» **WORK REQUIRED**:
For each line in the data below that holds "this", return a copy.

» **MATERIAL FOR THE TASK**:
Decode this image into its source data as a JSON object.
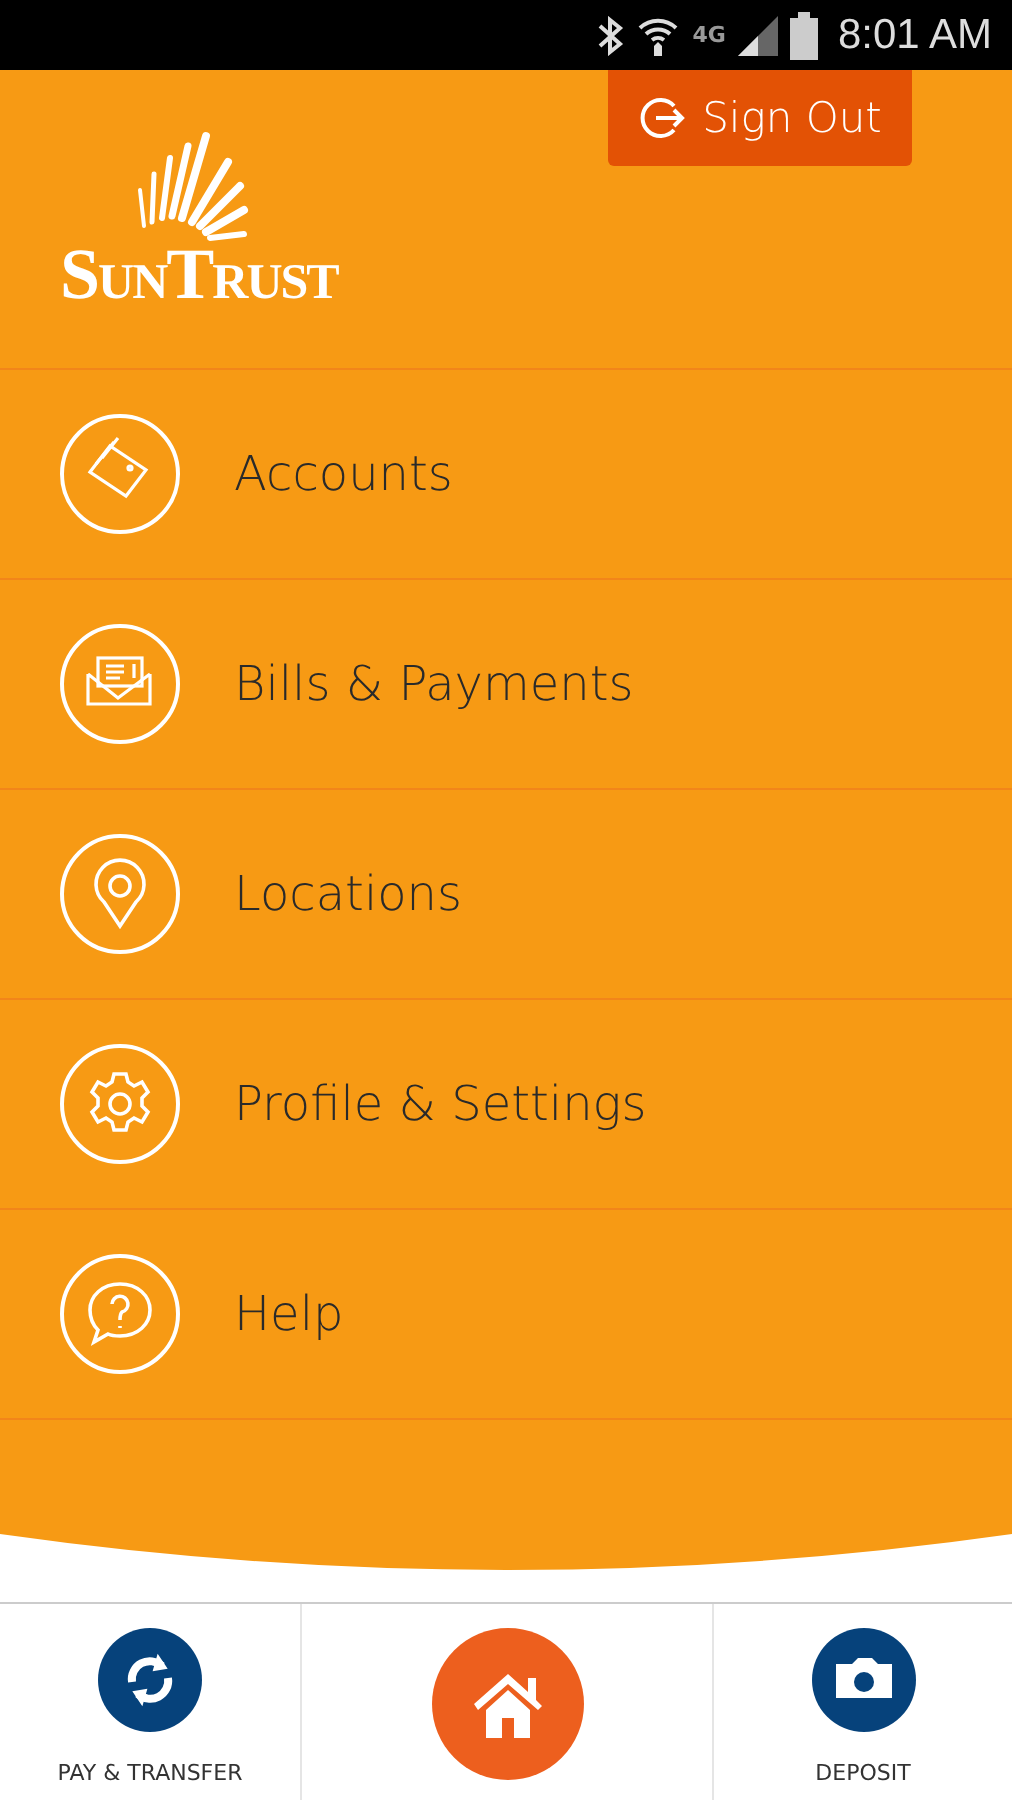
{
  "status_bar": {
    "network": "4G",
    "time": "8:01 AM"
  },
  "header": {
    "sign_out": "Sign Out",
    "logo": "SunTrust"
  },
  "menu": [
    {
      "label": "Accounts"
    },
    {
      "label": "Bills & Payments"
    },
    {
      "label": "Locations"
    },
    {
      "label": "Profile & Settings"
    },
    {
      "label": "Help"
    }
  ],
  "bottom_nav": [
    {
      "kind": "transfer",
      "label": "PAY & TRANSFER"
    },
    {
      "kind": "home"
    },
    {
      "kind": "deposit",
      "label": "DEPOSIT"
    }
  ]
}
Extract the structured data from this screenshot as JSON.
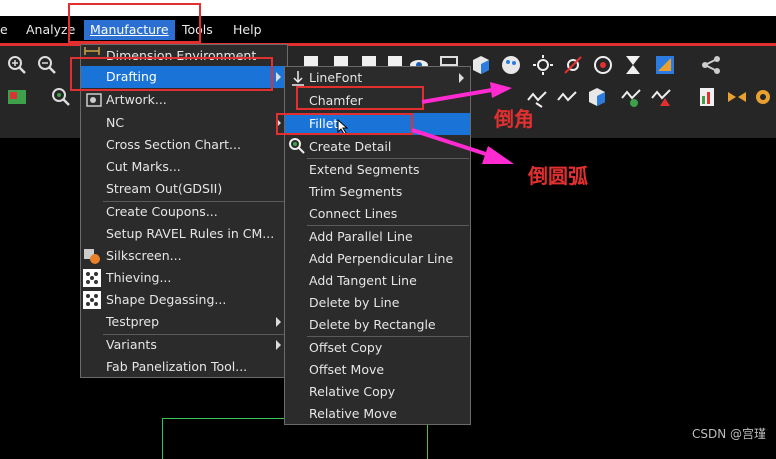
{
  "menubar": {
    "items": [
      "e",
      "Analyze",
      "Manufacture",
      "Tools",
      "Help"
    ]
  },
  "manufacture_menu": {
    "items": [
      "Dimension Environment",
      "Drafting",
      "Artwork...",
      "NC",
      "Cross Section Chart...",
      "Cut Marks...",
      "Stream Out(GDSII)",
      "Create Coupons...",
      "Setup RAVEL Rules in CM...",
      "Silkscreen...",
      "Thieving...",
      "Shape Degassing...",
      "Testprep",
      "Variants",
      "Fab Panelization Tool..."
    ]
  },
  "drafting_menu": {
    "items": [
      "LineFont",
      "Chamfer",
      "Fillet",
      "Create Detail",
      "Extend Segments",
      "Trim Segments",
      "Connect Lines",
      "Add Parallel Line",
      "Add Perpendicular Line",
      "Add Tangent Line",
      "Delete by Line",
      "Delete by Rectangle",
      "Offset Copy",
      "Offset Move",
      "Relative Copy",
      "Relative Move"
    ]
  },
  "annotations": {
    "chamfer": "倒角",
    "fillet": "倒圆弧"
  },
  "watermark": "CSDN @宫瑾",
  "colors": {
    "highlight": "#1a74d8",
    "annotation": "#e23030",
    "arrow": "#ff2bd0"
  },
  "icons": [
    "zoom-in-icon",
    "zoom-fit-icon",
    "layers-icon",
    "visibility-icon",
    "cube-icon",
    "palette-icon",
    "light-icon",
    "mirror-icon",
    "hourglass-icon",
    "measure-icon",
    "share-icon"
  ]
}
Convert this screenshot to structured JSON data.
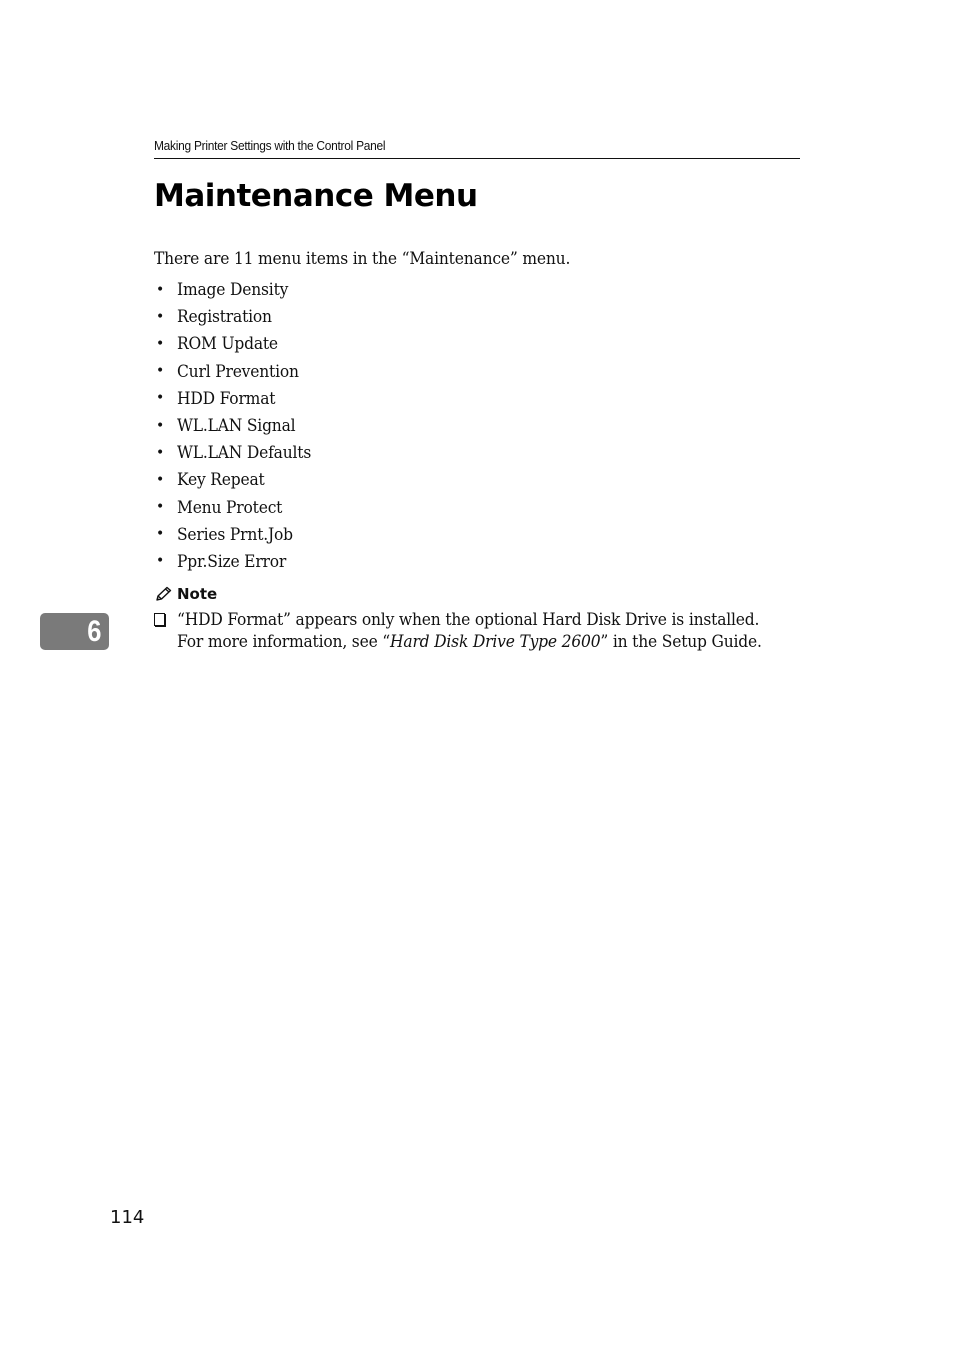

» **FINAL RESULT**:
Decode this image into its source data as a JSON object.
Extract the structured data from this screenshot as JSON.
Convert this screenshot to structured JSON data.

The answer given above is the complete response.